PROBLEM DESCRIPTION> Skip every image and restate the data word for word.

++++++++

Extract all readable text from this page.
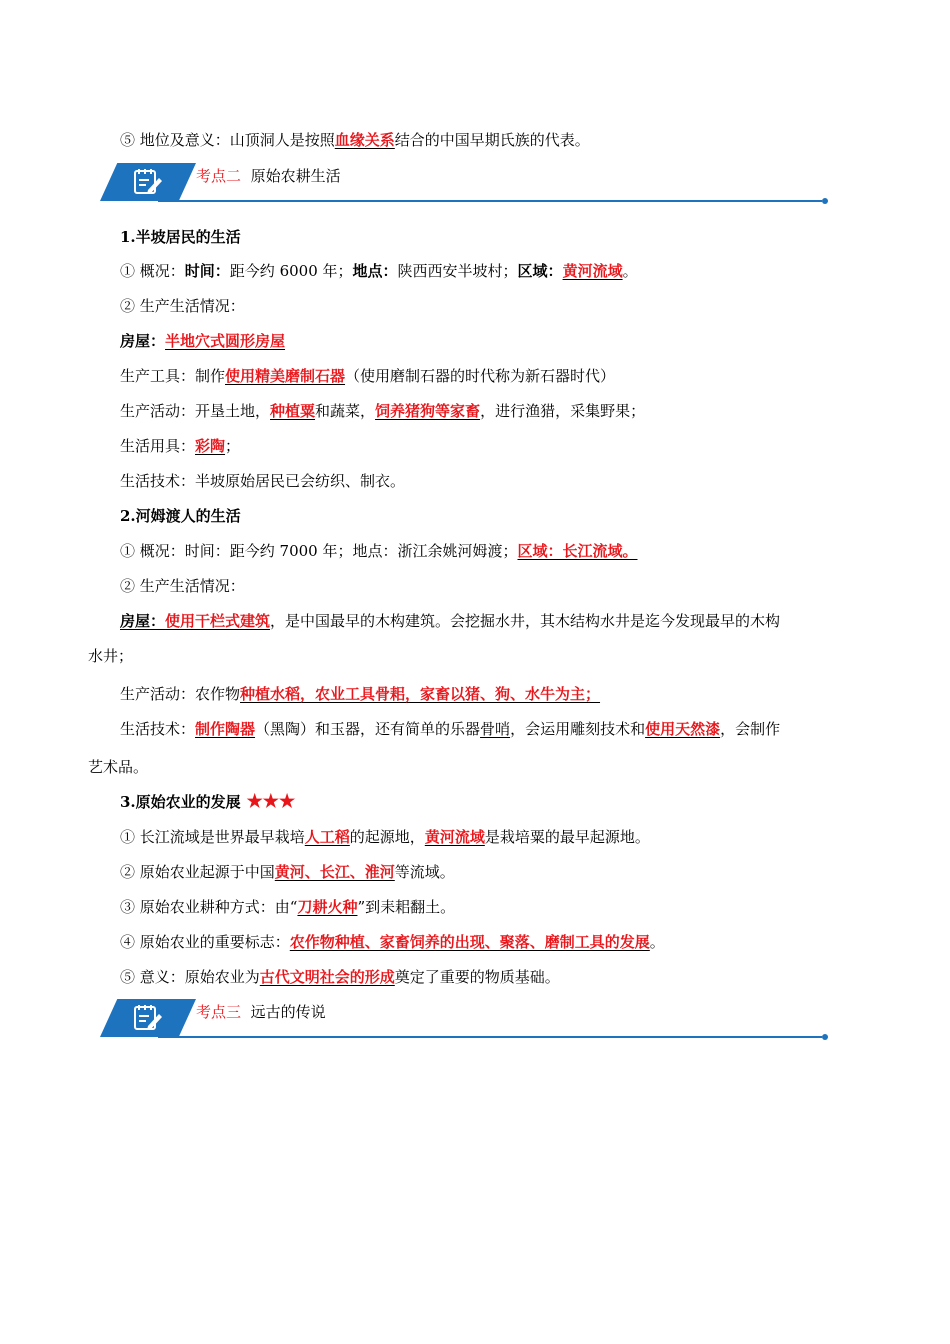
⑤ 地位及意义：山顶洞人是按照血缘关系结合的中国早期氏族的代表。
考点二 原始农耕生活
1.半坡居民的生活
① 概况：时间：距今约 6000 年；地点：陕西西安半坡村；区域：黄河流域。
② 生产生活情况：
房屋：半地穴式圆形房屋
生产工具：制作使用精美磨制石器（使用磨制石器的时代称为新石器时代）
生产活动：开垦土地，种植粟和蔬菜，饲养猪狗等家畜，进行渔猎，采集野果；
生活用具：彩陶；
生活技术：半坡原始居民已会纺织、制衣。
2.河姆渡人的生活
① 概况：时间：距今约 7000 年；地点：浙江余姚河姆渡；区域：长江流域。
② 生产生活情况：
房屋：使用干栏式建筑，是中国最早的木构建筑。会挖掘水井，其木结构水井是迄今发现最早的木构
水井；
生产活动：农作物种植水稻，农业工具骨耜，家畜以猪、狗、水牛为主；
生活技术：制作陶器（黑陶）和玉器，还有简单的乐器骨哨，会运用雕刻技术和使用天然漆，会制作
艺术品。
3.原始农业的发展 ★★★
① 长江流域是世界最早栽培人工稻的起源地，黄河流域是栽培粟的最早起源地。
② 原始农业起源于中国黄河、长江、淮河等流域。
③ 原始农业耕种方式：由“刀耕火种”到耒耜翻土。
④ 原始农业的重要标志：农作物种植、家畜饲养的出现、聚落、磨制工具的发展。
⑤ 意义：原始农业为古代文明社会的形成奠定了重要的物质基础。
考点三 远古的传说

++++++++

EXERCISE RESULT>
Extract all readable text from this page.
⑤ 地位及意义：山顶洞人是按照血缘关系结合的中国早期氏族的代表。
考点二 原始农耕生活
1.半坡居民的生活
① 概况：时间：距今约 6000 年；地点：陕西西安半坡村；区域：黄河流域。
② 生产生活情况：
房屋：半地穴式圆形房屋
生产工具：制作使用精美磨制石器（使用磨制石器的时代称为新石器时代）
生产活动：开垦土地，种植粟和蔬菜，饲养猪狗等家畜，进行渔猎，采集野果；
生活用具：彩陶；
生活技术：半坡原始居民已会纺织、制衣。
2.河姆渡人的生活
① 概况：时间：距今约 7000 年；地点：浙江余姚河姆渡；区域：长江流域。
② 生产生活情况：
房屋：使用干栏式建筑，是中国最早的木构建筑。会挖掘水井，其木结构水井是迄今发现最早的木构
水井；
生产活动：农作物种植水稻，农业工具骨耜，家畜以猪、狗、水牛为主；
生活技术：制作陶器（黑陶）和玉器，还有简单的乐器骨哨，会运用雕刻技术和使用天然漆，会制作
艺术品。
3.原始农业的发展 ★★★
① 长江流域是世界最早栽培人工稻的起源地，黄河流域是栽培粟的最早起源地。
② 原始农业起源于中国黄河、长江、淮河等流域。
③ 原始农业耕种方式：由“刀耕火种”到耒耜翻土。
④ 原始农业的重要标志：农作物种植、家畜饲养的出现、聚落、磨制工具的发展。
⑤ 意义：原始农业为古代文明社会的形成奠定了重要的物质基础。
考点三 远古的传说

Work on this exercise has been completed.